◆ **What the task asks**
Return each entry exactly, with none missing.

◆ **Provided records**
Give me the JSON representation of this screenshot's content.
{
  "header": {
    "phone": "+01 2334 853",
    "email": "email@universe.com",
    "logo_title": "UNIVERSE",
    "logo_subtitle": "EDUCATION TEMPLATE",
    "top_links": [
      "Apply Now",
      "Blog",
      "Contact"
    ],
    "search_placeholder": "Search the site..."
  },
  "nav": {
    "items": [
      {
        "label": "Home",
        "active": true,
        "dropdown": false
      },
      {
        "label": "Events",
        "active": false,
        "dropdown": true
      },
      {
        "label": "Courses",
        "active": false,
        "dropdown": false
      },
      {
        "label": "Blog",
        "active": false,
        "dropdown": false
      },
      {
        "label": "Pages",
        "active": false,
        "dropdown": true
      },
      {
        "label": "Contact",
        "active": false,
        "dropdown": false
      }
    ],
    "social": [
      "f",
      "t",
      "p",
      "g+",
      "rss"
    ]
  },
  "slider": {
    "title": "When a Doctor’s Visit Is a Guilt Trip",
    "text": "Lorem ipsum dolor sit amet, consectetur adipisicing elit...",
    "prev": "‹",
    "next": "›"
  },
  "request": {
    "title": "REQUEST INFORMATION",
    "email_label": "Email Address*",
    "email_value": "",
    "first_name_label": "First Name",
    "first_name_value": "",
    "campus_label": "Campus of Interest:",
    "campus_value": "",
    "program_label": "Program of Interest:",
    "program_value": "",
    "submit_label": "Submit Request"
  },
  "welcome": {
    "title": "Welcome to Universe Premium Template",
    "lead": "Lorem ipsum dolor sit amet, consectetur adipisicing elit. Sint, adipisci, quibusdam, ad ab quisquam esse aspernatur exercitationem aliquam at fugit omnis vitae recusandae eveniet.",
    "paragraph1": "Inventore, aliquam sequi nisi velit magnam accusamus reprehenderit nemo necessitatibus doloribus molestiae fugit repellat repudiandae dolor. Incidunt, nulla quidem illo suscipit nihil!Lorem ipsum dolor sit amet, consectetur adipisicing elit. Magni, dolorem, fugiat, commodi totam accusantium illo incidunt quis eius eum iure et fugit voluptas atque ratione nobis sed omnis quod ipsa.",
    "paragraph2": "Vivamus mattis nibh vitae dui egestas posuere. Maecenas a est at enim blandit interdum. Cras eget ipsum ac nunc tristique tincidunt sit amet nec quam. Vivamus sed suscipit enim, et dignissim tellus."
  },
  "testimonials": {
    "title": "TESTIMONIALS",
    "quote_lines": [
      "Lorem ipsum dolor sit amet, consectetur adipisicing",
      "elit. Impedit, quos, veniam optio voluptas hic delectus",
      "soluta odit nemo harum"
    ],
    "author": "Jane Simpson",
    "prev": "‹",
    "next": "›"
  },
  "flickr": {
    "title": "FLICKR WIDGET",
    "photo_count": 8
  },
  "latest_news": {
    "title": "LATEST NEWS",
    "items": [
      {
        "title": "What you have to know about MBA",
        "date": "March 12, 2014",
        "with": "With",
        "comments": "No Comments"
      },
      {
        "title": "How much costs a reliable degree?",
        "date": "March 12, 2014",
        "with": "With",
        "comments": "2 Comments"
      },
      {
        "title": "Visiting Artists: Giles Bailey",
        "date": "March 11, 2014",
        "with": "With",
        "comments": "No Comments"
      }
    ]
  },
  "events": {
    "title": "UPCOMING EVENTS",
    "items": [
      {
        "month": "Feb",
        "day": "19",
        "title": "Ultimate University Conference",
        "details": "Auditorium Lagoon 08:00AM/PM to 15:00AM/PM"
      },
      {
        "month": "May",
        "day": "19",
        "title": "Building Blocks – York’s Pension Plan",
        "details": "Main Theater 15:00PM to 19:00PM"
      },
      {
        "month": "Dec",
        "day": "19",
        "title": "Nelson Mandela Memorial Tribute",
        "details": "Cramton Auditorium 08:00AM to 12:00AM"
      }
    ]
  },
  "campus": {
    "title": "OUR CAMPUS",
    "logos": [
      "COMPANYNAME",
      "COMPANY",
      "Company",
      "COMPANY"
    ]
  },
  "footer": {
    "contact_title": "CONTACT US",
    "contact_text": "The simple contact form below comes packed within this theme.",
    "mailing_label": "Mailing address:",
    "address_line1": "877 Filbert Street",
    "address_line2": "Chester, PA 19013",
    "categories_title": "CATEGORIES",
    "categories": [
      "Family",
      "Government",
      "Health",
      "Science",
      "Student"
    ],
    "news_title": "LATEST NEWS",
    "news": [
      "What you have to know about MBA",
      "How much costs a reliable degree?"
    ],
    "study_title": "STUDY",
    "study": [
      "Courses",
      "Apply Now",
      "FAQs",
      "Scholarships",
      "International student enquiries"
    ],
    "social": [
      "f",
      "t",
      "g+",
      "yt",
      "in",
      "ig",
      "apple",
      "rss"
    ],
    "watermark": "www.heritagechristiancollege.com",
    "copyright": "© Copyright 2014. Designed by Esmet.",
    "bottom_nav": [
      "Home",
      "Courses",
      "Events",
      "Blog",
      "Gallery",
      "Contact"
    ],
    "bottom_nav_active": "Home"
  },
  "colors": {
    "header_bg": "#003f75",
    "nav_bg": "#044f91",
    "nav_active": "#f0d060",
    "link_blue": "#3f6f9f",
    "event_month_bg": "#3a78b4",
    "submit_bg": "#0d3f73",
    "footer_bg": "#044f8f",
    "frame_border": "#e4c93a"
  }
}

◆ **Complete response**
Give me the JSON representation of this screenshot's content.
{
  "header": {
    "phone": "+01 2334 853",
    "email": "email@universe.com",
    "logo_title": "UNIVERSE",
    "logo_subtitle": "EDUCATION TEMPLATE",
    "top_links": [
      "Apply Now",
      "Blog",
      "Contact"
    ],
    "search_placeholder": "Search the site..."
  },
  "nav": {
    "items": [
      {
        "label": "Home",
        "active": true,
        "dropdown": false
      },
      {
        "label": "Events",
        "active": false,
        "dropdown": true
      },
      {
        "label": "Courses",
        "active": false,
        "dropdown": false
      },
      {
        "label": "Blog",
        "active": false,
        "dropdown": false
      },
      {
        "label": "Pages",
        "active": false,
        "dropdown": true
      },
      {
        "label": "Contact",
        "active": false,
        "dropdown": false
      }
    ],
    "social": [
      "f",
      "t",
      "p",
      "g+",
      "rss"
    ]
  },
  "slider": {
    "title": "When a Doctor’s Visit Is a Guilt Trip",
    "text": "Lorem ipsum dolor sit amet, consectetur adipisicing elit...",
    "prev": "‹",
    "next": "›"
  },
  "request": {
    "title": "REQUEST INFORMATION",
    "email_label": "Email Address*",
    "email_value": "",
    "first_name_label": "First Name",
    "first_name_value": "",
    "campus_label": "Campus of Interest:",
    "campus_value": "",
    "program_label": "Program of Interest:",
    "program_value": "",
    "submit_label": "Submit Request"
  },
  "welcome": {
    "title": "Welcome to Universe Premium Template",
    "lead": "Lorem ipsum dolor sit amet, consectetur adipisicing elit. Sint, adipisci, quibusdam, ad ab quisquam esse aspernatur exercitationem aliquam at fugit omnis vitae recusandae eveniet.",
    "paragraph1": "Inventore, aliquam sequi nisi velit magnam accusamus reprehenderit nemo necessitatibus doloribus molestiae fugit repellat repudiandae dolor. Incidunt, nulla quidem illo suscipit nihil!Lorem ipsum dolor sit amet, consectetur adipisicing elit. Magni, dolorem, fugiat, commodi totam accusantium illo incidunt quis eius eum iure et fugit voluptas atque ratione nobis sed omnis quod ipsa.",
    "paragraph2": "Vivamus mattis nibh vitae dui egestas posuere. Maecenas a est at enim blandit interdum. Cras eget ipsum ac nunc tristique tincidunt sit amet nec quam. Vivamus sed suscipit enim, et dignissim tellus."
  },
  "testimonials": {
    "title": "TESTIMONIALS",
    "quote_lines": [
      "Lorem ipsum dolor sit amet, consectetur adipisicing",
      "elit. Impedit, quos, veniam optio voluptas hic delectus",
      "soluta odit nemo harum"
    ],
    "author": "Jane Simpson",
    "prev": "‹",
    "next": "›"
  },
  "flickr": {
    "title": "FLICKR WIDGET",
    "photo_count": 8
  },
  "latest_news": {
    "title": "LATEST NEWS",
    "items": [
      {
        "title": "What you have to know about MBA",
        "date": "March 12, 2014",
        "with": "With",
        "comments": "No Comments"
      },
      {
        "title": "How much costs a reliable degree?",
        "date": "March 12, 2014",
        "with": "With",
        "comments": "2 Comments"
      },
      {
        "title": "Visiting Artists: Giles Bailey",
        "date": "March 11, 2014",
        "with": "With",
        "comments": "No Comments"
      }
    ]
  },
  "events": {
    "title": "UPCOMING EVENTS",
    "items": [
      {
        "month": "Feb",
        "day": "19",
        "title": "Ultimate University Conference",
        "details": "Auditorium Lagoon 08:00AM/PM to 15:00AM/PM"
      },
      {
        "month": "May",
        "day": "19",
        "title": "Building Blocks – York’s Pension Plan",
        "details": "Main Theater 15:00PM to 19:00PM"
      },
      {
        "month": "Dec",
        "day": "19",
        "title": "Nelson Mandela Memorial Tribute",
        "details": "Cramton Auditorium 08:00AM to 12:00AM"
      }
    ]
  },
  "campus": {
    "title": "OUR CAMPUS",
    "logos": [
      "COMPANYNAME",
      "COMPANY",
      "Company",
      "COMPANY"
    ]
  },
  "footer": {
    "contact_title": "CONTACT US",
    "contact_text": "The simple contact form below comes packed within this theme.",
    "mailing_label": "Mailing address:",
    "address_line1": "877 Filbert Street",
    "address_line2": "Chester, PA 19013",
    "categories_title": "CATEGORIES",
    "categories": [
      "Family",
      "Government",
      "Health",
      "Science",
      "Student"
    ],
    "news_title": "LATEST NEWS",
    "news": [
      "What you have to know about MBA",
      "How much costs a reliable degree?"
    ],
    "study_title": "STUDY",
    "study": [
      "Courses",
      "Apply Now",
      "FAQs",
      "Scholarships",
      "International student enquiries"
    ],
    "social": [
      "f",
      "t",
      "g+",
      "yt",
      "in",
      "ig",
      "apple",
      "rss"
    ],
    "watermark": "www.heritagechristiancollege.com",
    "copyright": "© Copyright 2014. Designed by Esmet.",
    "bottom_nav": [
      "Home",
      "Courses",
      "Events",
      "Blog",
      "Gallery",
      "Contact"
    ],
    "bottom_nav_active": "Home"
  },
  "colors": {
    "header_bg": "#003f75",
    "nav_bg": "#044f91",
    "nav_active": "#f0d060",
    "link_blue": "#3f6f9f",
    "event_month_bg": "#3a78b4",
    "submit_bg": "#0d3f73",
    "footer_bg": "#044f8f",
    "frame_border": "#e4c93a"
  }
}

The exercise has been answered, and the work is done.